▶ Material provided
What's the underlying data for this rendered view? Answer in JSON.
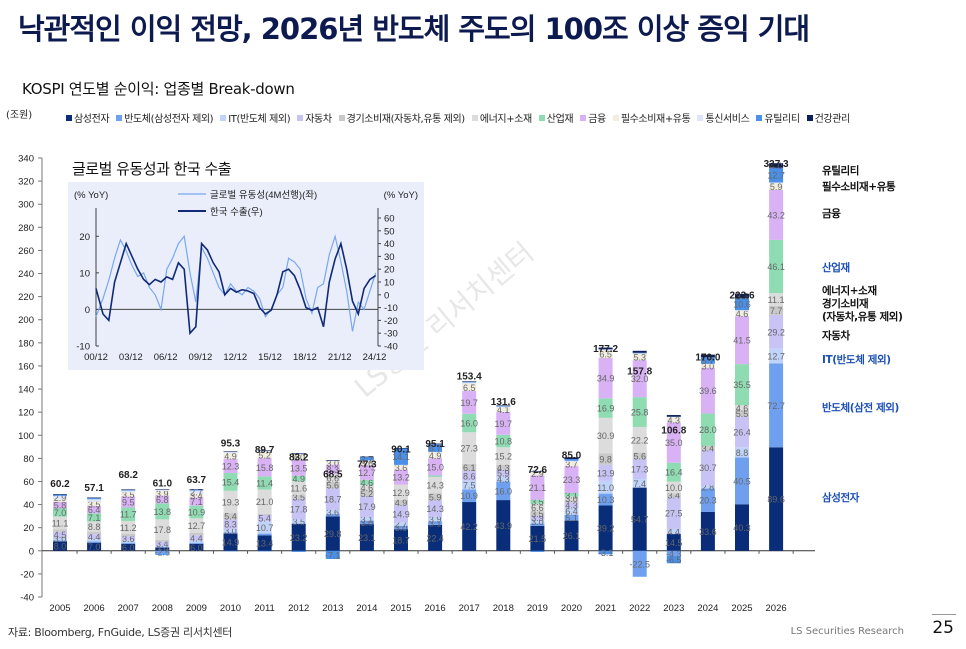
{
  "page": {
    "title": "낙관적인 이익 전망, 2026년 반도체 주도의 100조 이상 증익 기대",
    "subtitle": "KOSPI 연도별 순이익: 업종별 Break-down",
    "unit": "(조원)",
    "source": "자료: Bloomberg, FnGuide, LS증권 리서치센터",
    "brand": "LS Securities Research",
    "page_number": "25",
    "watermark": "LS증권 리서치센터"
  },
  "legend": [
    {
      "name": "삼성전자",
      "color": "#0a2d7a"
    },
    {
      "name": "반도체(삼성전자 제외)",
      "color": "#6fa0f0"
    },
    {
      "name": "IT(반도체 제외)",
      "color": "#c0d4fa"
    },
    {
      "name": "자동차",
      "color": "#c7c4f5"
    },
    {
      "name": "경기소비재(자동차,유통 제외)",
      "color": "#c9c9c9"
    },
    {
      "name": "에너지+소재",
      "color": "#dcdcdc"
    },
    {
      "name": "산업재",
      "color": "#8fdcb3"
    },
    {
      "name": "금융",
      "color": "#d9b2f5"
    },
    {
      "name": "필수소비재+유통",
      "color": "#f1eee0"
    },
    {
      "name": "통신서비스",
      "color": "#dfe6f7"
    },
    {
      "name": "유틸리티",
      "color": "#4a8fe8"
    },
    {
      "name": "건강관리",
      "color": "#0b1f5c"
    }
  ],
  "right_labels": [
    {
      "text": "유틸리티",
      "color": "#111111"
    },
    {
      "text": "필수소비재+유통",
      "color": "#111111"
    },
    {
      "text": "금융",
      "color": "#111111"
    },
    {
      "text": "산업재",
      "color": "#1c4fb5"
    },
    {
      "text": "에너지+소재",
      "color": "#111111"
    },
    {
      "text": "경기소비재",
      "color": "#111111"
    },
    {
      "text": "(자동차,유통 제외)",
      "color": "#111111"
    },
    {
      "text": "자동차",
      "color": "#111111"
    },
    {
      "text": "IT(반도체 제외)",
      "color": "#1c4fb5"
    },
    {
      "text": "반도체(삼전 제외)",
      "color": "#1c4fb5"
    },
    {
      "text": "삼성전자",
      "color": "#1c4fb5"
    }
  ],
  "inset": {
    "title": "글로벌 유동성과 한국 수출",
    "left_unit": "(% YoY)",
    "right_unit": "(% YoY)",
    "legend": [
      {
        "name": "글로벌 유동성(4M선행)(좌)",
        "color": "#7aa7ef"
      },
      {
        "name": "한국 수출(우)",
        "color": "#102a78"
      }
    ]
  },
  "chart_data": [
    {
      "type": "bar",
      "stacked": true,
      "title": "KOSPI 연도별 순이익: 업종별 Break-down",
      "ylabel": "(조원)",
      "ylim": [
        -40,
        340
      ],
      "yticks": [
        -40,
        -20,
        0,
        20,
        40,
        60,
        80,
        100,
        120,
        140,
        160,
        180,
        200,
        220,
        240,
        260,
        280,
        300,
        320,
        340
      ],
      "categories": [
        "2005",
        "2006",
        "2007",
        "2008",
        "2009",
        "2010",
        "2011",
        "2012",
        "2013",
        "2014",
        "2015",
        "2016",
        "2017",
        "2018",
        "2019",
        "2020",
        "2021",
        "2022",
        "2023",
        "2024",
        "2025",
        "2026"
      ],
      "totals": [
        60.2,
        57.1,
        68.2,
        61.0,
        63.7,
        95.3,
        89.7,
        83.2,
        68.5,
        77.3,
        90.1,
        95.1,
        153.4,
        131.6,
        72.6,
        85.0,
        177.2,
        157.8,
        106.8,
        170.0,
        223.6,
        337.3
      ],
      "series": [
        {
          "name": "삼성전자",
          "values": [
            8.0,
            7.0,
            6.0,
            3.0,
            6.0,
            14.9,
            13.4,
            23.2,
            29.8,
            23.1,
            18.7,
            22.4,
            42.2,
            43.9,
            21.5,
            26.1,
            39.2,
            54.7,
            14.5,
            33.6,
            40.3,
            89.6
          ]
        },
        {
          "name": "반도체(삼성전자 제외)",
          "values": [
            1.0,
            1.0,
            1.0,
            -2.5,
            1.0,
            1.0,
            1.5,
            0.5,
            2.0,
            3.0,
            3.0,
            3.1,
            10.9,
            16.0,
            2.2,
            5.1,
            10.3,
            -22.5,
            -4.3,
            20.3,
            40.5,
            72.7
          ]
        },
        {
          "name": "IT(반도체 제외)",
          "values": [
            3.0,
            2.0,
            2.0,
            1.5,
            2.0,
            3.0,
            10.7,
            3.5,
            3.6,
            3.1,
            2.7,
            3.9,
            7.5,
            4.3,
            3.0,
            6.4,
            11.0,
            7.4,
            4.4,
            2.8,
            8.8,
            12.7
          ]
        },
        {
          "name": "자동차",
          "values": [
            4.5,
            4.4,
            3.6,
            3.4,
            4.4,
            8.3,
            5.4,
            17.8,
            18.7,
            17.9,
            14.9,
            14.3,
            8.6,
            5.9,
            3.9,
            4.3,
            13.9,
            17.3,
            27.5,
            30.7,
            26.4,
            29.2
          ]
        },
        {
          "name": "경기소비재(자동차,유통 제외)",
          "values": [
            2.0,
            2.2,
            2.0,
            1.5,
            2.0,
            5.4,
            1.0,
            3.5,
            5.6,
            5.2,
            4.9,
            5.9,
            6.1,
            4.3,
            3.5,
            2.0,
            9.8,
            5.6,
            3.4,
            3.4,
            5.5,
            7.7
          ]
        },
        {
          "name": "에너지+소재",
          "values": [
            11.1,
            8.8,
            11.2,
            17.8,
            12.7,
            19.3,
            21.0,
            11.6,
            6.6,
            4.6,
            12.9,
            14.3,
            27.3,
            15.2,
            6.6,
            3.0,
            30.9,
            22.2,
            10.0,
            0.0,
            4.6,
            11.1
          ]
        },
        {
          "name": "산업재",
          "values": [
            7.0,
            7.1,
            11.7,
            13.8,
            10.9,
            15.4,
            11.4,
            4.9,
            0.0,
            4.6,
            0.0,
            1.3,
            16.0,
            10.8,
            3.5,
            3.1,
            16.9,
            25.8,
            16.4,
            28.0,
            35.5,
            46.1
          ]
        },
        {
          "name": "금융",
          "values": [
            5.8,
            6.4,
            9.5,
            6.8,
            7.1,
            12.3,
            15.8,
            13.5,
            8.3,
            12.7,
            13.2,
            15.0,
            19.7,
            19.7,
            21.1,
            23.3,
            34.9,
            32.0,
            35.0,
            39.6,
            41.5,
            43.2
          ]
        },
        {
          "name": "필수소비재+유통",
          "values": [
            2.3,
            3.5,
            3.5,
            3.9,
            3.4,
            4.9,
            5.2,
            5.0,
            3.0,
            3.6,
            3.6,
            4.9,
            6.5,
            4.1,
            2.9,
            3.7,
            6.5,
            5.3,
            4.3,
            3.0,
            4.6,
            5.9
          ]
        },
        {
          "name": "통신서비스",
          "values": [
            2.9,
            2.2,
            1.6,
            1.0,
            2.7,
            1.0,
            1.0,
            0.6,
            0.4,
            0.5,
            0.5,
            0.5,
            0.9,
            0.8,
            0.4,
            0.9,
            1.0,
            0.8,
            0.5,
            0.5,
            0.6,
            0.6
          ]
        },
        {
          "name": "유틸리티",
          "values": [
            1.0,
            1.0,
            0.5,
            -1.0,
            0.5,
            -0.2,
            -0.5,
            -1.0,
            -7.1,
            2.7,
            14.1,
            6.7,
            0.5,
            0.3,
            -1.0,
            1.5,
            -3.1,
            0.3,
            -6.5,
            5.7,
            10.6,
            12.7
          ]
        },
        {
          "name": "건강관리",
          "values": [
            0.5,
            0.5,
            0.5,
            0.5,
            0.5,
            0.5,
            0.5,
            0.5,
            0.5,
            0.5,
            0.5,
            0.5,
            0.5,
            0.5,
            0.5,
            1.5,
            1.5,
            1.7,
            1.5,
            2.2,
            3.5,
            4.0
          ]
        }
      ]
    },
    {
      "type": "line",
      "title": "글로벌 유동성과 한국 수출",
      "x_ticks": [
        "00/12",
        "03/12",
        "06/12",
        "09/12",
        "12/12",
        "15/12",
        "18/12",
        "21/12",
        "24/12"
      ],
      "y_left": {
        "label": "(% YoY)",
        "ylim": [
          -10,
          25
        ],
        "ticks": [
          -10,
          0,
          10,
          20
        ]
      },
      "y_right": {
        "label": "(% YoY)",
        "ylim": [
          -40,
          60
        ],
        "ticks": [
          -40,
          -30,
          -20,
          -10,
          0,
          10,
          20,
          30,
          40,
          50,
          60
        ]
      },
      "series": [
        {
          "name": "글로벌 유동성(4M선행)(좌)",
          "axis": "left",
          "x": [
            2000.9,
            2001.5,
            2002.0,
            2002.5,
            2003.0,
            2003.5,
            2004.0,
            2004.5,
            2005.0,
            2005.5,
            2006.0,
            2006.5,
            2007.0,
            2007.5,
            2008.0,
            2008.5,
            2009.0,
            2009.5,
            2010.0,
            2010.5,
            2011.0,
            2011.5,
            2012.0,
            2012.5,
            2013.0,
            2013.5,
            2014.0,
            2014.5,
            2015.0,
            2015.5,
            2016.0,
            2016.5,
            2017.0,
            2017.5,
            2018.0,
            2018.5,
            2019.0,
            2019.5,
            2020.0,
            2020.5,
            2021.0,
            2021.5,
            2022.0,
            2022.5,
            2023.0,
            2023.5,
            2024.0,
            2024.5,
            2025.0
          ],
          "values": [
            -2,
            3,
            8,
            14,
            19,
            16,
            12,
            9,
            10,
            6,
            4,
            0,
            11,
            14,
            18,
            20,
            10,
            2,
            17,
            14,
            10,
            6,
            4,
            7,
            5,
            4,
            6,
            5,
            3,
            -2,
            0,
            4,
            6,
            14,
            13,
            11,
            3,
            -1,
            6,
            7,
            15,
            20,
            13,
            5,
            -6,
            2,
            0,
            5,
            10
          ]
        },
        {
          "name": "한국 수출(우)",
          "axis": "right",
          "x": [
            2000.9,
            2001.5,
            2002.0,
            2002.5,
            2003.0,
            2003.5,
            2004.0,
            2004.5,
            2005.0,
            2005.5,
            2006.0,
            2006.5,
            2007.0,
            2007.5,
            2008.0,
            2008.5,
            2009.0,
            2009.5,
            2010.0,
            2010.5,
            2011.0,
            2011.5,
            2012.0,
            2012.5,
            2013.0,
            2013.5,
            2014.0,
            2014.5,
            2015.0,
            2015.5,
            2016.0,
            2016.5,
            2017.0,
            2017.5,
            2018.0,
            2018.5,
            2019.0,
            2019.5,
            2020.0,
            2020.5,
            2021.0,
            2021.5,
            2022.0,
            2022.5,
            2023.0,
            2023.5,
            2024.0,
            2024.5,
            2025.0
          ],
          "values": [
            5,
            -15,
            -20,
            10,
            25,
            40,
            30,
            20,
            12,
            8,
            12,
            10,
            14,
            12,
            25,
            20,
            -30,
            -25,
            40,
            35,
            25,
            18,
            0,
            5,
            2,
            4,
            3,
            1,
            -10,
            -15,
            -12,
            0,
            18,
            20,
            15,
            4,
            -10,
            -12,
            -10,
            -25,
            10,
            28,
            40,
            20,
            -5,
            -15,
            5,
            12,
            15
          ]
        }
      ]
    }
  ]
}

▶ Task prompt
Select and copy each line from the data that includes the word "리서치센터".

▶ Exercise response
    "source": "자료: Bloomberg, FnGuide, LS증권 리서치센터",
    "watermark": "LS증권 리서치센터"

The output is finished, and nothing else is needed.